▶ PROVIDED DATA:

★ ★ ★ ★

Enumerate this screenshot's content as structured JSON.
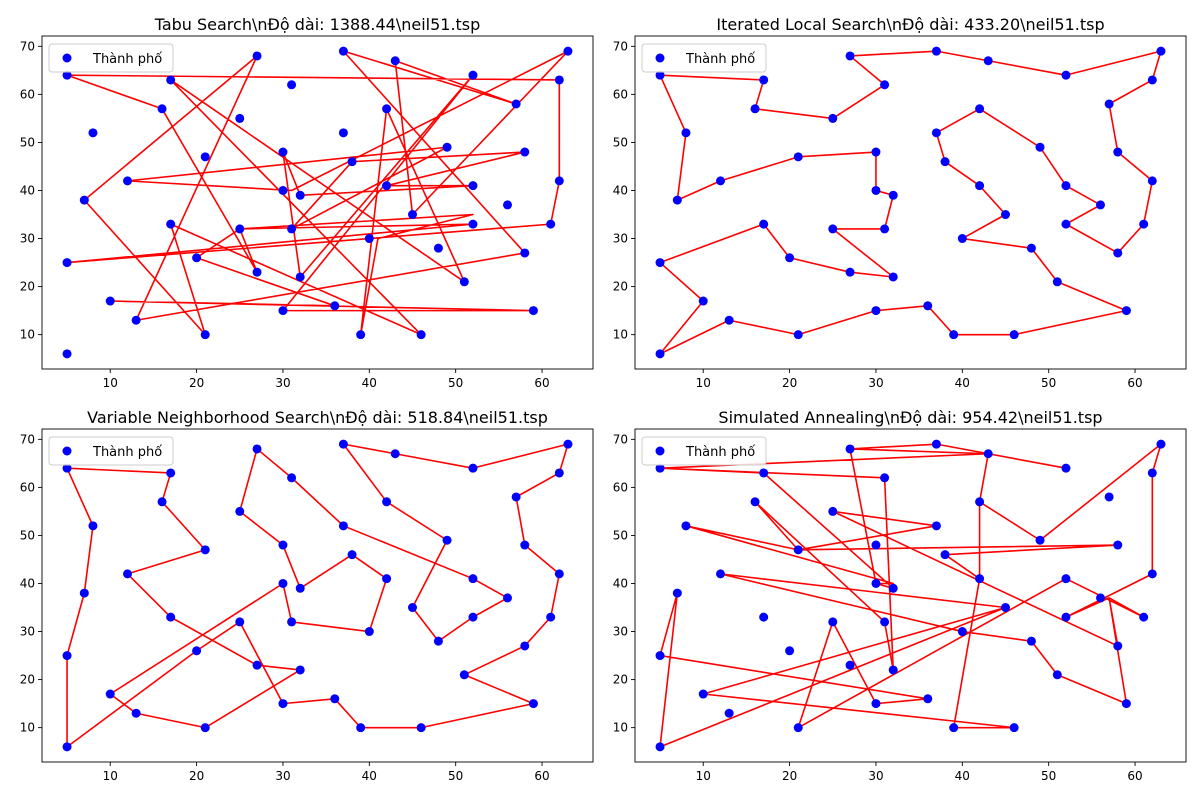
{
  "colors": {
    "route": "#ff0000",
    "city": "#0000ff",
    "axis": "#000000",
    "background": "#ffffff",
    "legend_border": "#cccccc"
  },
  "legend_label": "Thành phố",
  "cities": [
    [
      37,
      52
    ],
    [
      49,
      49
    ],
    [
      52,
      64
    ],
    [
      20,
      26
    ],
    [
      40,
      30
    ],
    [
      21,
      47
    ],
    [
      17,
      63
    ],
    [
      31,
      62
    ],
    [
      52,
      33
    ],
    [
      51,
      21
    ],
    [
      42,
      41
    ],
    [
      31,
      32
    ],
    [
      5,
      25
    ],
    [
      12,
      42
    ],
    [
      36,
      16
    ],
    [
      52,
      41
    ],
    [
      27,
      23
    ],
    [
      17,
      33
    ],
    [
      13,
      13
    ],
    [
      57,
      58
    ],
    [
      62,
      42
    ],
    [
      42,
      57
    ],
    [
      16,
      57
    ],
    [
      8,
      52
    ],
    [
      7,
      38
    ],
    [
      27,
      68
    ],
    [
      30,
      48
    ],
    [
      43,
      67
    ],
    [
      58,
      48
    ],
    [
      58,
      27
    ],
    [
      37,
      69
    ],
    [
      38,
      46
    ],
    [
      46,
      10
    ],
    [
      61,
      33
    ],
    [
      62,
      63
    ],
    [
      63,
      69
    ],
    [
      32,
      22
    ],
    [
      45,
      35
    ],
    [
      59,
      15
    ],
    [
      5,
      6
    ],
    [
      10,
      17
    ],
    [
      21,
      10
    ],
    [
      5,
      64
    ],
    [
      30,
      15
    ],
    [
      39,
      10
    ],
    [
      32,
      39
    ],
    [
      25,
      32
    ],
    [
      25,
      55
    ],
    [
      48,
      28
    ],
    [
      56,
      37
    ],
    [
      30,
      40
    ]
  ],
  "chart_data": [
    {
      "type": "scatter",
      "title": "Tabu Search\\nĐộ dài: 1388.44\\neil51.tsp",
      "xlim": [
        2.1,
        65.9
      ],
      "ylim": [
        2.85,
        72.15
      ],
      "xticks": [
        10,
        20,
        30,
        40,
        50,
        60
      ],
      "yticks": [
        10,
        20,
        30,
        40,
        50,
        60,
        70
      ],
      "legend": "top-left",
      "tour": [
        [
          5,
          64
        ],
        [
          62,
          63
        ],
        [
          62,
          42
        ],
        [
          61,
          33
        ],
        [
          5,
          25
        ],
        [
          52,
          33
        ],
        [
          25,
          32
        ],
        [
          52,
          35
        ],
        [
          41,
          30
        ],
        [
          39,
          10
        ],
        [
          42,
          57
        ],
        [
          51,
          21
        ],
        [
          17,
          63
        ],
        [
          46,
          10
        ],
        [
          17,
          33
        ],
        [
          21,
          10
        ],
        [
          7,
          38
        ],
        [
          27,
          68
        ],
        [
          13,
          13
        ],
        [
          58,
          27
        ],
        [
          37,
          69
        ],
        [
          57,
          58
        ],
        [
          43,
          67
        ],
        [
          45,
          35
        ],
        [
          63,
          69
        ],
        [
          31,
          40
        ],
        [
          12,
          42
        ],
        [
          49,
          49
        ],
        [
          31,
          32
        ],
        [
          38,
          46
        ],
        [
          58,
          48
        ],
        [
          42,
          41
        ],
        [
          52,
          41
        ],
        [
          32,
          39
        ],
        [
          30,
          48
        ],
        [
          32,
          22
        ],
        [
          52,
          64
        ],
        [
          30,
          15
        ],
        [
          59,
          15
        ],
        [
          10,
          17
        ],
        [
          36,
          16
        ],
        [
          20,
          26
        ],
        [
          25,
          32
        ],
        [
          27,
          23
        ],
        [
          16,
          57
        ],
        [
          5,
          64
        ]
      ]
    },
    {
      "type": "scatter",
      "title": "Iterated Local Search\\nĐộ dài: 433.20\\neil51.tsp",
      "xlim": [
        2.1,
        65.9
      ],
      "ylim": [
        2.85,
        72.15
      ],
      "xticks": [
        10,
        20,
        30,
        40,
        50,
        60
      ],
      "yticks": [
        10,
        20,
        30,
        40,
        50,
        60,
        70
      ],
      "legend": "top-left",
      "tour": [
        [
          5,
          64
        ],
        [
          17,
          63
        ],
        [
          16,
          57
        ],
        [
          25,
          55
        ],
        [
          31,
          62
        ],
        [
          27,
          68
        ],
        [
          37,
          69
        ],
        [
          43,
          67
        ],
        [
          52,
          64
        ],
        [
          63,
          69
        ],
        [
          62,
          63
        ],
        [
          57,
          58
        ],
        [
          58,
          48
        ],
        [
          62,
          42
        ],
        [
          61,
          33
        ],
        [
          58,
          27
        ],
        [
          52,
          33
        ],
        [
          56,
          37
        ],
        [
          52,
          41
        ],
        [
          49,
          49
        ],
        [
          42,
          57
        ],
        [
          37,
          52
        ],
        [
          38,
          46
        ],
        [
          42,
          41
        ],
        [
          45,
          35
        ],
        [
          40,
          30
        ],
        [
          48,
          28
        ],
        [
          51,
          21
        ],
        [
          59,
          15
        ],
        [
          46,
          10
        ],
        [
          39,
          10
        ],
        [
          36,
          16
        ],
        [
          30,
          15
        ],
        [
          21,
          10
        ],
        [
          13,
          13
        ],
        [
          5,
          6
        ],
        [
          10,
          17
        ],
        [
          5,
          25
        ],
        [
          17,
          33
        ],
        [
          20,
          26
        ],
        [
          27,
          23
        ],
        [
          32,
          22
        ],
        [
          25,
          32
        ],
        [
          31,
          32
        ],
        [
          32,
          39
        ],
        [
          30,
          40
        ],
        [
          30,
          48
        ],
        [
          21,
          47
        ],
        [
          12,
          42
        ],
        [
          7,
          38
        ],
        [
          8,
          52
        ],
        [
          5,
          64
        ]
      ]
    },
    {
      "type": "scatter",
      "title": "Variable Neighborhood Search\\nĐộ dài: 518.84\\neil51.tsp",
      "xlim": [
        2.1,
        65.9
      ],
      "ylim": [
        2.85,
        72.15
      ],
      "xticks": [
        10,
        20,
        30,
        40,
        50,
        60
      ],
      "yticks": [
        10,
        20,
        30,
        40,
        50,
        60,
        70
      ],
      "legend": "top-left",
      "tour": [
        [
          5,
          64
        ],
        [
          17,
          63
        ],
        [
          16,
          57
        ],
        [
          21,
          47
        ],
        [
          12,
          42
        ],
        [
          17,
          33
        ],
        [
          27,
          23
        ],
        [
          32,
          22
        ],
        [
          21,
          10
        ],
        [
          13,
          13
        ],
        [
          10,
          17
        ],
        [
          30,
          40
        ],
        [
          31,
          32
        ],
        [
          40,
          30
        ],
        [
          42,
          41
        ],
        [
          38,
          46
        ],
        [
          32,
          39
        ],
        [
          30,
          48
        ],
        [
          25,
          55
        ],
        [
          27,
          68
        ],
        [
          31,
          62
        ],
        [
          37,
          52
        ],
        [
          52,
          41
        ],
        [
          56,
          37
        ],
        [
          52,
          33
        ],
        [
          48,
          28
        ],
        [
          45,
          35
        ],
        [
          49,
          49
        ],
        [
          42,
          57
        ],
        [
          37,
          69
        ],
        [
          43,
          67
        ],
        [
          52,
          64
        ],
        [
          63,
          69
        ],
        [
          62,
          63
        ],
        [
          57,
          58
        ],
        [
          58,
          48
        ],
        [
          62,
          42
        ],
        [
          61,
          33
        ],
        [
          58,
          27
        ],
        [
          51,
          21
        ],
        [
          59,
          15
        ],
        [
          46,
          10
        ],
        [
          39,
          10
        ],
        [
          36,
          16
        ],
        [
          30,
          15
        ],
        [
          25,
          32
        ],
        [
          20,
          26
        ],
        [
          5,
          6
        ],
        [
          5,
          25
        ],
        [
          7,
          38
        ],
        [
          8,
          52
        ],
        [
          5,
          64
        ]
      ]
    },
    {
      "type": "scatter",
      "title": "Simulated Annealing\\nĐộ dài: 954.42\\neil51.tsp",
      "xlim": [
        2.1,
        65.9
      ],
      "ylim": [
        2.85,
        72.15
      ],
      "xticks": [
        10,
        20,
        30,
        40,
        50,
        60
      ],
      "yticks": [
        10,
        20,
        30,
        40,
        50,
        60,
        70
      ],
      "legend": "top-left",
      "tour": [
        [
          5,
          64
        ],
        [
          31,
          62
        ],
        [
          32,
          22
        ],
        [
          31,
          32
        ],
        [
          16,
          57
        ],
        [
          21,
          47
        ],
        [
          58,
          48
        ],
        [
          38,
          46
        ],
        [
          42,
          41
        ],
        [
          42,
          57
        ],
        [
          43,
          67
        ],
        [
          52,
          64
        ],
        [
          37,
          69
        ],
        [
          27,
          68
        ],
        [
          30,
          40
        ],
        [
          32,
          39
        ],
        [
          17,
          63
        ],
        [
          5,
          64
        ],
        [
          43,
          67
        ],
        [
          27,
          68
        ],
        [
          30,
          40
        ],
        [
          32,
          40
        ],
        [
          8,
          52
        ],
        [
          21,
          47
        ],
        [
          37,
          52
        ],
        [
          25,
          55
        ],
        [
          58,
          27
        ],
        [
          57,
          37
        ],
        [
          52,
          33
        ],
        [
          62,
          42
        ],
        [
          62,
          63
        ],
        [
          63,
          69
        ],
        [
          49,
          49
        ],
        [
          42,
          57
        ],
        [
          42,
          41
        ],
        [
          39,
          10
        ],
        [
          46,
          10
        ],
        [
          10,
          17
        ],
        [
          45,
          35
        ],
        [
          5,
          6
        ],
        [
          7,
          38
        ],
        [
          5,
          25
        ],
        [
          36,
          16
        ],
        [
          30,
          15
        ],
        [
          25,
          32
        ],
        [
          21,
          10
        ],
        [
          52,
          41
        ],
        [
          61,
          33
        ],
        [
          57,
          37
        ],
        [
          59,
          15
        ],
        [
          51,
          21
        ],
        [
          48,
          28
        ],
        [
          40,
          30
        ],
        [
          12,
          42
        ],
        [
          45,
          35
        ]
      ]
    }
  ]
}
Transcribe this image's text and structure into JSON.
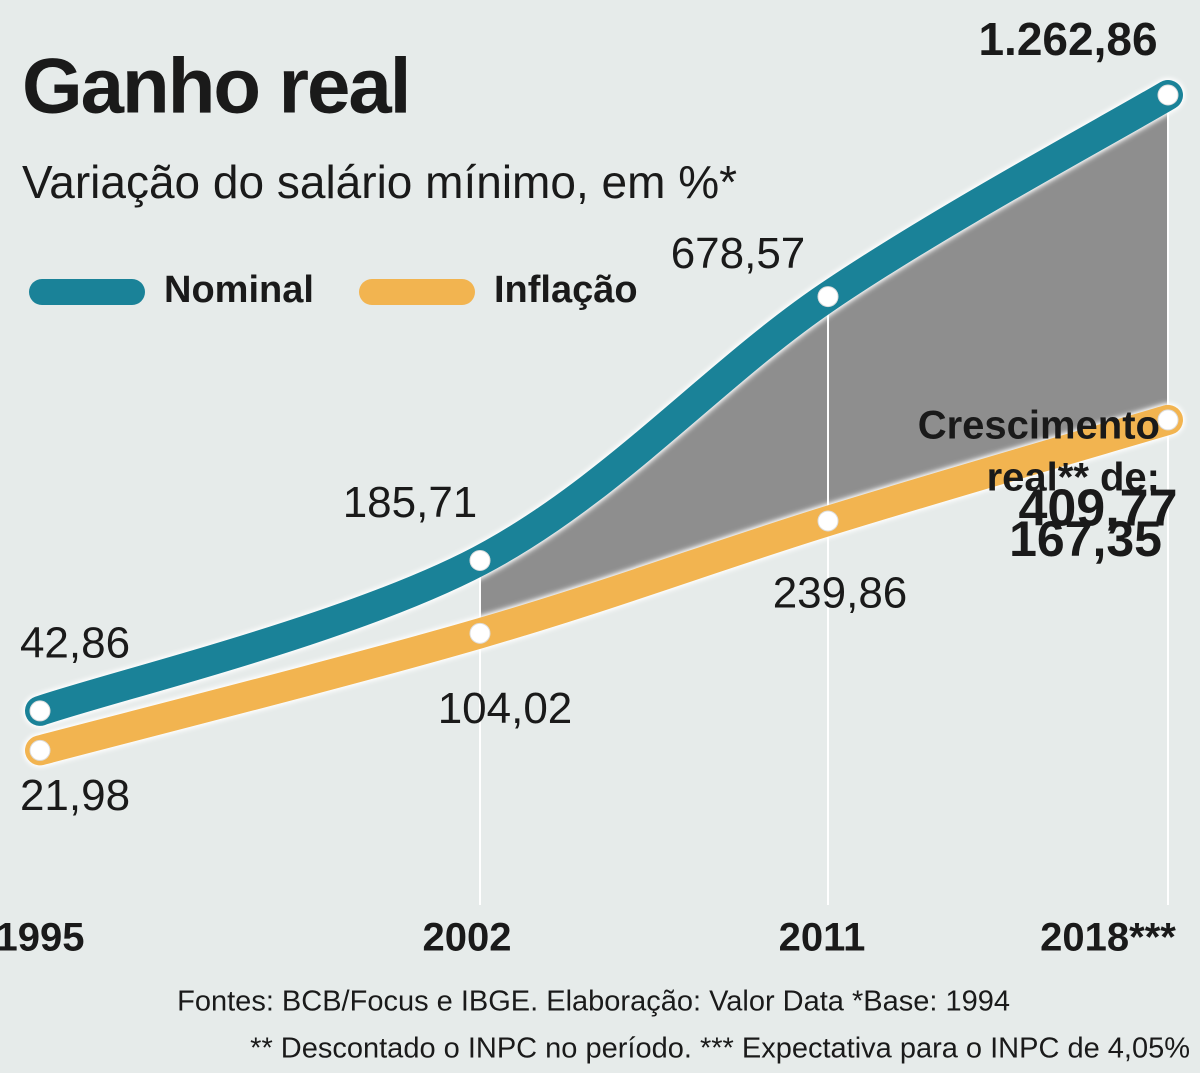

★ ★ ★ ★

Go through the data above and find the lines with the word "this". Copy each of those lines.

▶ TASK OUTPUT:
Enumerate this screenshot's content as structured JSON.
Transcribe this image's text and structure into JSON.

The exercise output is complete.